WHAT YOU HAVE TO DO - Make an exact copy of all the entries, but do not reproduce the pictures.

EXTRACTED RECORDS -
>>>

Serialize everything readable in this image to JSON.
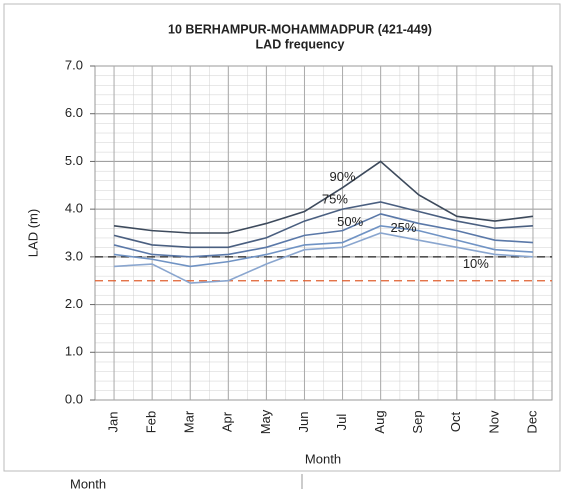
{
  "chart_data": {
    "type": "line",
    "title": "10 BERHAMPUR-MOHAMMADPUR (421-449)",
    "subtitle": "LAD frequency",
    "y_label": "LAD (m)",
    "x_label": "Month",
    "categories": [
      "Jan",
      "Feb",
      "Mar",
      "Apr",
      "May",
      "Jun",
      "Jul",
      "Aug",
      "Sep",
      "Oct",
      "Nov",
      "Dec"
    ],
    "series": [
      {
        "name": "90%",
        "color": "#3d4a5c",
        "values": [
          3.65,
          3.55,
          3.5,
          3.5,
          3.7,
          3.95,
          4.45,
          5.0,
          4.3,
          3.85,
          3.75,
          3.85
        ]
      },
      {
        "name": "75%",
        "color": "#4a5f80",
        "values": [
          3.45,
          3.25,
          3.2,
          3.2,
          3.4,
          3.75,
          4.0,
          4.15,
          3.95,
          3.75,
          3.6,
          3.65
        ]
      },
      {
        "name": "50%",
        "color": "#5a78a8",
        "values": [
          3.25,
          3.05,
          3.0,
          3.05,
          3.2,
          3.45,
          3.55,
          3.9,
          3.7,
          3.55,
          3.35,
          3.3
        ]
      },
      {
        "name": "25%",
        "color": "#7093c4",
        "values": [
          3.05,
          2.95,
          2.8,
          2.9,
          3.05,
          3.25,
          3.3,
          3.65,
          3.55,
          3.35,
          3.15,
          3.1
        ]
      },
      {
        "name": "10%",
        "color": "#8aa6cf",
        "values": [
          2.8,
          2.85,
          2.45,
          2.5,
          2.85,
          3.15,
          3.2,
          3.5,
          3.35,
          3.2,
          3.05,
          3.0
        ]
      }
    ],
    "reference_lines": [
      {
        "value": 3.0,
        "color": "#222222"
      },
      {
        "value": 2.5,
        "color": "#e06030"
      }
    ],
    "ylim": [
      0,
      7
    ],
    "yticks": [
      {
        "value": 0,
        "label": "0.0"
      },
      {
        "value": 1,
        "label": "1.0"
      },
      {
        "value": 2,
        "label": "2.0"
      },
      {
        "value": 3,
        "label": "3.0"
      },
      {
        "value": 4,
        "label": "4.0"
      },
      {
        "value": 5,
        "label": "5.0"
      },
      {
        "value": 6,
        "label": "6.0"
      },
      {
        "value": 7,
        "label": "7.0"
      }
    ],
    "grid": true,
    "footer_fragment": "Month"
  }
}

<<<

FINAL ANSWER -
Serialize everything readable in this image to JSON.
{
  "chart_data": {
    "type": "line",
    "title": "10 BERHAMPUR-MOHAMMADPUR (421-449)",
    "subtitle": "LAD frequency",
    "y_label": "LAD (m)",
    "x_label": "Month",
    "categories": [
      "Jan",
      "Feb",
      "Mar",
      "Apr",
      "May",
      "Jun",
      "Jul",
      "Aug",
      "Sep",
      "Oct",
      "Nov",
      "Dec"
    ],
    "series": [
      {
        "name": "90%",
        "color": "#3d4a5c",
        "values": [
          3.65,
          3.55,
          3.5,
          3.5,
          3.7,
          3.95,
          4.45,
          5.0,
          4.3,
          3.85,
          3.75,
          3.85
        ]
      },
      {
        "name": "75%",
        "color": "#4a5f80",
        "values": [
          3.45,
          3.25,
          3.2,
          3.2,
          3.4,
          3.75,
          4.0,
          4.15,
          3.95,
          3.75,
          3.6,
          3.65
        ]
      },
      {
        "name": "50%",
        "color": "#5a78a8",
        "values": [
          3.25,
          3.05,
          3.0,
          3.05,
          3.2,
          3.45,
          3.55,
          3.9,
          3.7,
          3.55,
          3.35,
          3.3
        ]
      },
      {
        "name": "25%",
        "color": "#7093c4",
        "values": [
          3.05,
          2.95,
          2.8,
          2.9,
          3.05,
          3.25,
          3.3,
          3.65,
          3.55,
          3.35,
          3.15,
          3.1
        ]
      },
      {
        "name": "10%",
        "color": "#8aa6cf",
        "values": [
          2.8,
          2.85,
          2.45,
          2.5,
          2.85,
          3.15,
          3.2,
          3.5,
          3.35,
          3.2,
          3.05,
          3.0
        ]
      }
    ],
    "reference_lines": [
      {
        "value": 3.0,
        "color": "#222222"
      },
      {
        "value": 2.5,
        "color": "#e06030"
      }
    ],
    "ylim": [
      0,
      7
    ],
    "yticks": [
      {
        "value": 0,
        "label": "0.0"
      },
      {
        "value": 1,
        "label": "1.0"
      },
      {
        "value": 2,
        "label": "2.0"
      },
      {
        "value": 3,
        "label": "3.0"
      },
      {
        "value": 4,
        "label": "4.0"
      },
      {
        "value": 5,
        "label": "5.0"
      },
      {
        "value": 6,
        "label": "6.0"
      },
      {
        "value": 7,
        "label": "7.0"
      }
    ],
    "grid": true,
    "footer_fragment": "Month"
  }
}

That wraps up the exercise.